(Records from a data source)
★ ★ ★ ★ ★

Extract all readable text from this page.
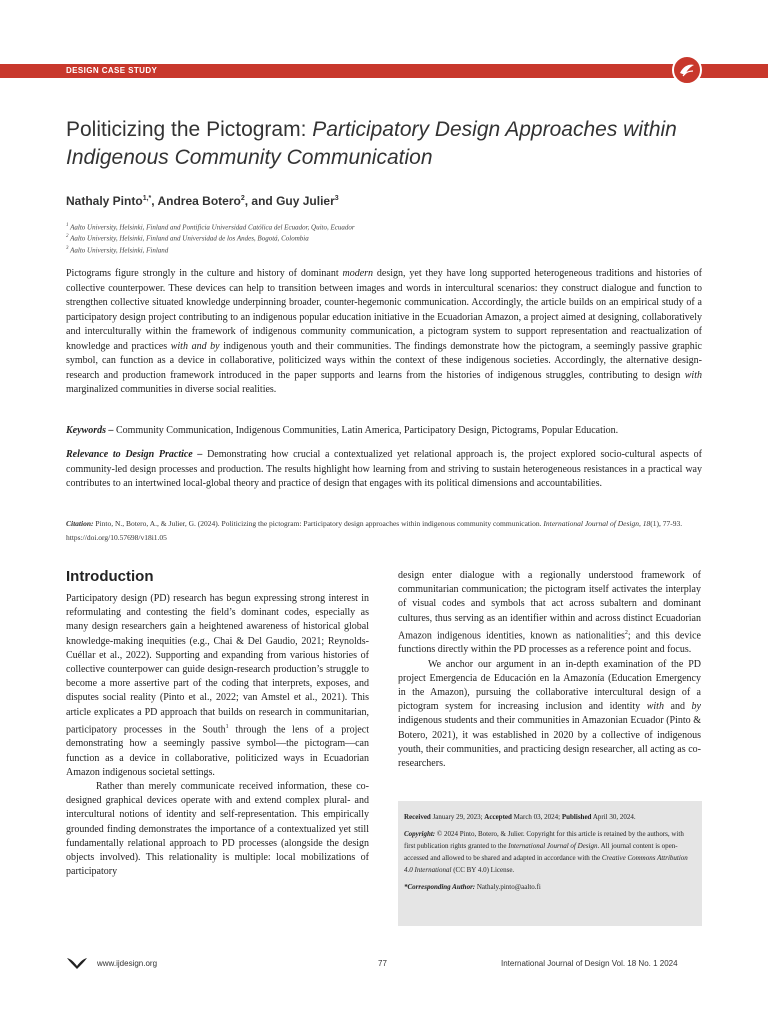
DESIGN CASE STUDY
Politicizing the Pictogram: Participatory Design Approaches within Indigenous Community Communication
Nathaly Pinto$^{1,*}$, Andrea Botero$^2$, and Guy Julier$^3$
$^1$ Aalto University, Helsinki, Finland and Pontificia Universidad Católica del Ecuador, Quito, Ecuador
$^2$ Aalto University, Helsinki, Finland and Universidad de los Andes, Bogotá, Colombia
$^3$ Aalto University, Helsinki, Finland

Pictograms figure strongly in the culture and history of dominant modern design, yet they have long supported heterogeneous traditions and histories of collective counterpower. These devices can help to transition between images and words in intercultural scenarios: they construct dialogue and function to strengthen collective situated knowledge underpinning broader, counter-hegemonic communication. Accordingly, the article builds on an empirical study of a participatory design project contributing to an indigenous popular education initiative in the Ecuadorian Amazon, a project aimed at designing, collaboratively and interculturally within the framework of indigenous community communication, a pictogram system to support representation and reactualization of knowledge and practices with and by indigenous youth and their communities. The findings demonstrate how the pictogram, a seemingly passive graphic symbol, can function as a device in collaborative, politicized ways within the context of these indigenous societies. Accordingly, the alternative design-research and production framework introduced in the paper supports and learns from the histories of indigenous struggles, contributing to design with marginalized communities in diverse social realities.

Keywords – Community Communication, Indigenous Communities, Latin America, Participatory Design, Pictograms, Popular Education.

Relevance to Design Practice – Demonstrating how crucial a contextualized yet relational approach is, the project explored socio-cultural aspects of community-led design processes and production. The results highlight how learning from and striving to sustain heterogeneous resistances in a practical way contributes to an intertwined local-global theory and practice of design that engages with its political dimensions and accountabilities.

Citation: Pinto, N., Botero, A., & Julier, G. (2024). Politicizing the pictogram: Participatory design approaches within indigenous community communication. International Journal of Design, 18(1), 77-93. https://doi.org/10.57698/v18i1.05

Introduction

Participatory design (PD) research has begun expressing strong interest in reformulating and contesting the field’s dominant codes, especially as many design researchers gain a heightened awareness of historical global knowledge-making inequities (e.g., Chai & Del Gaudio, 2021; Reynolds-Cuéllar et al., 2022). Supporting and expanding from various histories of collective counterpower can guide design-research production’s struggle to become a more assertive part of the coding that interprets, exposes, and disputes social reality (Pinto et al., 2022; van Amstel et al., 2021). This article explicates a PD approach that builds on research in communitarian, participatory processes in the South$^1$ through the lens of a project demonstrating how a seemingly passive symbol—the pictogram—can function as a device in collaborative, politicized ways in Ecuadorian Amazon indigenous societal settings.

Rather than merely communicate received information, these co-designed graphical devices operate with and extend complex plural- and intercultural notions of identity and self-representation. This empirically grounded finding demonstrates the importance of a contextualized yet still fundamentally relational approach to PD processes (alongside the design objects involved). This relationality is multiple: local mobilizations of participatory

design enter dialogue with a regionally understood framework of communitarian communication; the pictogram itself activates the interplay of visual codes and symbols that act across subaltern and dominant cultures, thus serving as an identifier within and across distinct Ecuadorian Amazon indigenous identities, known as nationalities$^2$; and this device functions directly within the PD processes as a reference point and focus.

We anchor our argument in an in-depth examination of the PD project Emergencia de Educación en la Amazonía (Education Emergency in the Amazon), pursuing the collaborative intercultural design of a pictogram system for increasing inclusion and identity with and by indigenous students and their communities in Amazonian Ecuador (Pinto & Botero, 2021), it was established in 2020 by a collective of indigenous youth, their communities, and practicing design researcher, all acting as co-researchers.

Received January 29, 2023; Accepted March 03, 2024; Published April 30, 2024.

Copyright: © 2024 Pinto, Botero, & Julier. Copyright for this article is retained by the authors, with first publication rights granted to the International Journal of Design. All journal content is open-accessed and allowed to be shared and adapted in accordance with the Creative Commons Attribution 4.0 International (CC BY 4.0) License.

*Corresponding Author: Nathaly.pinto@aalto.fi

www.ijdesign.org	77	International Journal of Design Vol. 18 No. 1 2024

★ ★ ★ ★ ★

▶ Short problem:
Quote every record above exactly, omitting any pictures they contain.

▶ Output below:
Extract all readable text from this page.
DESIGN CASE STUDY
Politicizing the Pictogram: Participatory Design Approaches within Indigenous Community Communication
Nathaly Pinto$^{1,*}$, Andrea Botero$^2$, and Guy Julier$^3$
$^1$ Aalto University, Helsinki, Finland and Pontificia Universidad Católica del Ecuador, Quito, Ecuador
$^2$ Aalto University, Helsinki, Finland and Universidad de los Andes, Bogotá, Colombia
$^3$ Aalto University, Helsinki, Finland

Pictograms figure strongly in the culture and history of dominant modern design, yet they have long supported heterogeneous traditions and histories of collective counterpower. These devices can help to transition between images and words in intercultural scenarios: they construct dialogue and function to strengthen collective situated knowledge underpinning broader, counter-hegemonic communication. Accordingly, the article builds on an empirical study of a participatory design project contributing to an indigenous popular education initiative in the Ecuadorian Amazon, a project aimed at designing, collaboratively and interculturally within the framework of indigenous community communication, a pictogram system to support representation and reactualization of knowledge and practices with and by indigenous youth and their communities. The findings demonstrate how the pictogram, a seemingly passive graphic symbol, can function as a device in collaborative, politicized ways within the context of these indigenous societies. Accordingly, the alternative design-research and production framework introduced in the paper supports and learns from the histories of indigenous struggles, contributing to design with marginalized communities in diverse social realities.

Keywords – Community Communication, Indigenous Communities, Latin America, Participatory Design, Pictograms, Popular Education.

Relevance to Design Practice – Demonstrating how crucial a contextualized yet relational approach is, the project explored socio-cultural aspects of community-led design processes and production. The results highlight how learning from and striving to sustain heterogeneous resistances in a practical way contributes to an intertwined local-global theory and practice of design that engages with its political dimensions and accountabilities.

Citation: Pinto, N., Botero, A., & Julier, G. (2024). Politicizing the pictogram: Participatory design approaches within indigenous community communication. International Journal of Design, 18(1), 77-93. https://doi.org/10.57698/v18i1.05

Introduction

Participatory design (PD) research has begun expressing strong interest in reformulating and contesting the field’s dominant codes, especially as many design researchers gain a heightened awareness of historical global knowledge-making inequities (e.g., Chai & Del Gaudio, 2021; Reynolds-Cuéllar et al., 2022). Supporting and expanding from various histories of collective counterpower can guide design-research production’s struggle to become a more assertive part of the coding that interprets, exposes, and disputes social reality (Pinto et al., 2022; van Amstel et al., 2021). This article explicates a PD approach that builds on research in communitarian, participatory processes in the South$^1$ through the lens of a project demonstrating how a seemingly passive symbol—the pictogram—can function as a device in collaborative, politicized ways in Ecuadorian Amazon indigenous societal settings.

Rather than merely communicate received information, these co-designed graphical devices operate with and extend complex plural- and intercultural notions of identity and self-representation. This empirically grounded finding demonstrates the importance of a contextualized yet still fundamentally relational approach to PD processes (alongside the design objects involved). This relationality is multiple: local mobilizations of participatory

design enter dialogue with a regionally understood framework of communitarian communication; the pictogram itself activates the interplay of visual codes and symbols that act across subaltern and dominant cultures, thus serving as an identifier within and across distinct Ecuadorian Amazon indigenous identities, known as nationalities$^2$; and this device functions directly within the PD processes as a reference point and focus.

We anchor our argument in an in-depth examination of the PD project Emergencia de Educación en la Amazonía (Education Emergency in the Amazon), pursuing the collaborative intercultural design of a pictogram system for increasing inclusion and identity with and by indigenous students and their communities in Amazonian Ecuador (Pinto & Botero, 2021), it was established in 2020 by a collective of indigenous youth, their communities, and practicing design researcher, all acting as co-researchers.

Received January 29, 2023; Accepted March 03, 2024; Published April 30, 2024.

Copyright: © 2024 Pinto, Botero, & Julier. Copyright for this article is retained by the authors, with first publication rights granted to the International Journal of Design. All journal content is open-accessed and allowed to be shared and adapted in accordance with the Creative Commons Attribution 4.0 International (CC BY 4.0) License.

*Corresponding Author: Nathaly.pinto@aalto.fi

www.ijdesign.org	77	International Journal of Design Vol. 18 No. 1 2024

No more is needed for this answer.